### Raw records

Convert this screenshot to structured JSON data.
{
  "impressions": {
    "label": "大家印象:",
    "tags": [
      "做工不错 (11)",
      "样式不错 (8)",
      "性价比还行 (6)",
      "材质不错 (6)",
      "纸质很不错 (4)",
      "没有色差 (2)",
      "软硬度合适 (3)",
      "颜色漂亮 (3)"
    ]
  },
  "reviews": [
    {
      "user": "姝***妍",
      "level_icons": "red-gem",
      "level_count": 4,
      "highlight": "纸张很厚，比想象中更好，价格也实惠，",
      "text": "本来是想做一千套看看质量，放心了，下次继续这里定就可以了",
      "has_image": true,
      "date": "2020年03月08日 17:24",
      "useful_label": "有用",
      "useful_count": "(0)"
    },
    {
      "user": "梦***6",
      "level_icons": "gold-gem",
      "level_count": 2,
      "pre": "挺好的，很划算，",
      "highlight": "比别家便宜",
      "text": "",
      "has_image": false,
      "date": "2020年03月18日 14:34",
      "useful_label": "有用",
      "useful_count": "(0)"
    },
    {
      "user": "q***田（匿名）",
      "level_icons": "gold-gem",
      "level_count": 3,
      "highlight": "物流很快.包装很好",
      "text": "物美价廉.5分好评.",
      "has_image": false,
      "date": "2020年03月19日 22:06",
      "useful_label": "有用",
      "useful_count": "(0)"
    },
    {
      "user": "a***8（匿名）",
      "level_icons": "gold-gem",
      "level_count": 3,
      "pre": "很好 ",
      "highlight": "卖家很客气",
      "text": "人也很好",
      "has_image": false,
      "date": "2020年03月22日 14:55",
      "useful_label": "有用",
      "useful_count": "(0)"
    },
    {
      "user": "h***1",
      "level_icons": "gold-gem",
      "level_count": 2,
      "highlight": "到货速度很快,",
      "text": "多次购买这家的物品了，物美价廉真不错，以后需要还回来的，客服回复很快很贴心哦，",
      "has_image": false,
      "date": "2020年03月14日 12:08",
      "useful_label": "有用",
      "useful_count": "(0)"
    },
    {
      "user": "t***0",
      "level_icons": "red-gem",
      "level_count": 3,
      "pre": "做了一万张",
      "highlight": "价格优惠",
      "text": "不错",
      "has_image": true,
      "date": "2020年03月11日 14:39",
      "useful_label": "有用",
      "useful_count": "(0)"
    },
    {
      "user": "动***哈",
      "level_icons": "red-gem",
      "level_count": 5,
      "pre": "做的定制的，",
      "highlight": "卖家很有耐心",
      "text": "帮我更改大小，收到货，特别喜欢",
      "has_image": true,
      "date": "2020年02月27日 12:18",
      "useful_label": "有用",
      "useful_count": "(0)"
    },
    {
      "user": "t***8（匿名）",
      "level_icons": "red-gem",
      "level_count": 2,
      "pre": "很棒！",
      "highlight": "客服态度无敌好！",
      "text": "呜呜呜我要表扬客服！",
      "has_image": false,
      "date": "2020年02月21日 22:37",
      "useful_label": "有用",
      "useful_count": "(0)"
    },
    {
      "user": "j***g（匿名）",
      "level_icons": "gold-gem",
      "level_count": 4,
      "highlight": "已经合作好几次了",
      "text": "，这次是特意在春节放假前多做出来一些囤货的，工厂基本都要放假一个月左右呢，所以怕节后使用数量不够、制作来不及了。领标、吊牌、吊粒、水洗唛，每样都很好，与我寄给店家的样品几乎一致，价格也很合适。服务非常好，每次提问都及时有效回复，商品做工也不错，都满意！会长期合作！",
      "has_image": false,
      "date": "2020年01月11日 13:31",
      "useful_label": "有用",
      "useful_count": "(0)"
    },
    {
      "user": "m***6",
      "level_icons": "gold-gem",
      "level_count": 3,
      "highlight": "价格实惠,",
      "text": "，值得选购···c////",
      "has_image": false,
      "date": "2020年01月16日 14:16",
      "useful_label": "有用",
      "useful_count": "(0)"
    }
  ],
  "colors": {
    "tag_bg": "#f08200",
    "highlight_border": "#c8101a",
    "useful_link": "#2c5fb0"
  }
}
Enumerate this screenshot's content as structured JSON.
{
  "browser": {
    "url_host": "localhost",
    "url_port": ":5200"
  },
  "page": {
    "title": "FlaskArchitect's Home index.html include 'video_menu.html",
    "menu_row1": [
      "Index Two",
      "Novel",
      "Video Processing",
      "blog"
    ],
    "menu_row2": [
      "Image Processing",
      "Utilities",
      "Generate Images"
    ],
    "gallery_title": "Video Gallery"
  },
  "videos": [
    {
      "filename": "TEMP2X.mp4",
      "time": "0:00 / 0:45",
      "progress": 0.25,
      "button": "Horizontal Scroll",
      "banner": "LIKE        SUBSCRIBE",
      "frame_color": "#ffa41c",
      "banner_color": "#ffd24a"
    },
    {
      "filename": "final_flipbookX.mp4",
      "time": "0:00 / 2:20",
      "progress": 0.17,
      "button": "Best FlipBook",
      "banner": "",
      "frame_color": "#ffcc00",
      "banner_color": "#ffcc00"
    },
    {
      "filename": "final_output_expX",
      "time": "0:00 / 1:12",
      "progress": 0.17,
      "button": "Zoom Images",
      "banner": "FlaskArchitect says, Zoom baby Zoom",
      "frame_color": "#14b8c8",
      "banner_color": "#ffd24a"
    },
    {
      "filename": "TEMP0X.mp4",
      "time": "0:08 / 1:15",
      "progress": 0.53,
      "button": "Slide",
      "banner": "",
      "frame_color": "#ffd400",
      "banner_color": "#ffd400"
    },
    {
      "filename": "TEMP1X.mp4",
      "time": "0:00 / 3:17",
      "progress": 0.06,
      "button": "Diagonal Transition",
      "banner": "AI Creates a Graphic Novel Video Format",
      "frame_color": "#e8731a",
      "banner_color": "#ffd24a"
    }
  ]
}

### Problem
Gather up, from the records above, each line where the word "text" appears.

### Solved problem
      "text": "本来是想做一千套看看质量，放心了，下次继续这里定就可以了",
      "text": "",
      "text": "物美价廉.5分好评.",
      "text": "人也很好",
      "text": "多次购买这家的物品了，物美价廉真不错，以后需要还回来的，客服回复很快很贴心哦，",
      "text": "不错",
      "text": "帮我更改大小，收到货，特别喜欢",
      "text": "呜呜呜我要表扬客服！",
      "text": "，这次是特意在春节放假前多做出来一些囤货的，工厂基本都要放假一个月左右呢，所以怕节后使用数量不够、制作来不及了。领标、吊牌、吊粒、水洗唛，每样都很好，与我寄给店家的样品几乎一致，价格也很合适。服务非常好，每次提问都及时有效回复，商品做工也不错，都满意！会长期合作！",
      "text": "，值得选购···c////",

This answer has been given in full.